Give all of the lines again exactly as they read.

▸ Data listing:
** START **
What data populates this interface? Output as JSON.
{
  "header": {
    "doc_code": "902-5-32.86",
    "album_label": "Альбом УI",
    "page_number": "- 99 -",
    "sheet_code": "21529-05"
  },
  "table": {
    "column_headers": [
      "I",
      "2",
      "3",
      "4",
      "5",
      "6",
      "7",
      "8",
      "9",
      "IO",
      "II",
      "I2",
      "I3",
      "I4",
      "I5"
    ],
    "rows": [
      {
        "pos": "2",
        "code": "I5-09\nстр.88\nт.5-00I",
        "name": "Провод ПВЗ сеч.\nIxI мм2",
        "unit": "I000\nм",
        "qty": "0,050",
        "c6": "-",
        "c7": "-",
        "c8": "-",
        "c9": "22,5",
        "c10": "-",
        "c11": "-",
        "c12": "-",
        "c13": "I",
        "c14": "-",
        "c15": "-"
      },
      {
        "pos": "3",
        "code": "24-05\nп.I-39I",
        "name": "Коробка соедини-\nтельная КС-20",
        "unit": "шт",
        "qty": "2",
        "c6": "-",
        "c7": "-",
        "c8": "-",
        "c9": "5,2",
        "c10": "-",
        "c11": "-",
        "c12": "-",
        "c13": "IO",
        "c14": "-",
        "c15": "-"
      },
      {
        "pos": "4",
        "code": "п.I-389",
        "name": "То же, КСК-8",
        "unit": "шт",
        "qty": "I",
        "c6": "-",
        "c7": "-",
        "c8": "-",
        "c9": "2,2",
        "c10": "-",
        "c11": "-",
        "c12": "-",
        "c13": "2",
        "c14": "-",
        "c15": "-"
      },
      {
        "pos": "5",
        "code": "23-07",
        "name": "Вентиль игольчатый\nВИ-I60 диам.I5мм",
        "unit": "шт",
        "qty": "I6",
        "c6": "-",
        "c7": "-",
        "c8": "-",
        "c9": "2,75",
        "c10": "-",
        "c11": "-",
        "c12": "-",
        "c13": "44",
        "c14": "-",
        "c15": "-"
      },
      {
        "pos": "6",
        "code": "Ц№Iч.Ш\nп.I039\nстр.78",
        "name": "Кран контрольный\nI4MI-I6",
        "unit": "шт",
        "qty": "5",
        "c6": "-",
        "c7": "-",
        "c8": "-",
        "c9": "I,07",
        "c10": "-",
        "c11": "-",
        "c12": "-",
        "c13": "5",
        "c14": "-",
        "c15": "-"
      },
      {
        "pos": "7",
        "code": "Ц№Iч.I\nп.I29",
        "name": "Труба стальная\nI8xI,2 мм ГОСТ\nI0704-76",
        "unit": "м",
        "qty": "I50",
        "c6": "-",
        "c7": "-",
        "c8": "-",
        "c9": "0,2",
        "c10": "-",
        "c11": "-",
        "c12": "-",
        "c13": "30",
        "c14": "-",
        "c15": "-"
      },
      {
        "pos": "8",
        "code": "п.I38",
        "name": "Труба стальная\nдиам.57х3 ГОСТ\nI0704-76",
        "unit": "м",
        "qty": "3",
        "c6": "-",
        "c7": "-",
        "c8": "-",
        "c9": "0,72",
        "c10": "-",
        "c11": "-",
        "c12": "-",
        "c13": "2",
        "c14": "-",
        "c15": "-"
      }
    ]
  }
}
** END **
▸ Task result:
What data populates this interface? Output as JSON.
{
  "header": {
    "doc_code": "902-5-32.86",
    "album_label": "Альбом УI",
    "page_number": "- 99 -",
    "sheet_code": "21529-05"
  },
  "table": {
    "column_headers": [
      "I",
      "2",
      "3",
      "4",
      "5",
      "6",
      "7",
      "8",
      "9",
      "IO",
      "II",
      "I2",
      "I3",
      "I4",
      "I5"
    ],
    "rows": [
      {
        "pos": "2",
        "code": "I5-09\nстр.88\nт.5-00I",
        "name": "Провод ПВЗ сеч.\nIxI мм2",
        "unit": "I000\nм",
        "qty": "0,050",
        "c6": "-",
        "c7": "-",
        "c8": "-",
        "c9": "22,5",
        "c10": "-",
        "c11": "-",
        "c12": "-",
        "c13": "I",
        "c14": "-",
        "c15": "-"
      },
      {
        "pos": "3",
        "code": "24-05\nп.I-39I",
        "name": "Коробка соедини-\nтельная КС-20",
        "unit": "шт",
        "qty": "2",
        "c6": "-",
        "c7": "-",
        "c8": "-",
        "c9": "5,2",
        "c10": "-",
        "c11": "-",
        "c12": "-",
        "c13": "IO",
        "c14": "-",
        "c15": "-"
      },
      {
        "pos": "4",
        "code": "п.I-389",
        "name": "То же, КСК-8",
        "unit": "шт",
        "qty": "I",
        "c6": "-",
        "c7": "-",
        "c8": "-",
        "c9": "2,2",
        "c10": "-",
        "c11": "-",
        "c12": "-",
        "c13": "2",
        "c14": "-",
        "c15": "-"
      },
      {
        "pos": "5",
        "code": "23-07",
        "name": "Вентиль игольчатый\nВИ-I60 диам.I5мм",
        "unit": "шт",
        "qty": "I6",
        "c6": "-",
        "c7": "-",
        "c8": "-",
        "c9": "2,75",
        "c10": "-",
        "c11": "-",
        "c12": "-",
        "c13": "44",
        "c14": "-",
        "c15": "-"
      },
      {
        "pos": "6",
        "code": "Ц№Iч.Ш\nп.I039\nстр.78",
        "name": "Кран контрольный\nI4MI-I6",
        "unit": "шт",
        "qty": "5",
        "c6": "-",
        "c7": "-",
        "c8": "-",
        "c9": "I,07",
        "c10": "-",
        "c11": "-",
        "c12": "-",
        "c13": "5",
        "c14": "-",
        "c15": "-"
      },
      {
        "pos": "7",
        "code": "Ц№Iч.I\nп.I29",
        "name": "Труба стальная\nI8xI,2 мм ГОСТ\nI0704-76",
        "unit": "м",
        "qty": "I50",
        "c6": "-",
        "c7": "-",
        "c8": "-",
        "c9": "0,2",
        "c10": "-",
        "c11": "-",
        "c12": "-",
        "c13": "30",
        "c14": "-",
        "c15": "-"
      },
      {
        "pos": "8",
        "code": "п.I38",
        "name": "Труба стальная\nдиам.57х3 ГОСТ\nI0704-76",
        "unit": "м",
        "qty": "3",
        "c6": "-",
        "c7": "-",
        "c8": "-",
        "c9": "0,72",
        "c10": "-",
        "c11": "-",
        "c12": "-",
        "c13": "2",
        "c14": "-",
        "c15": "-"
      }
    ]
  }
}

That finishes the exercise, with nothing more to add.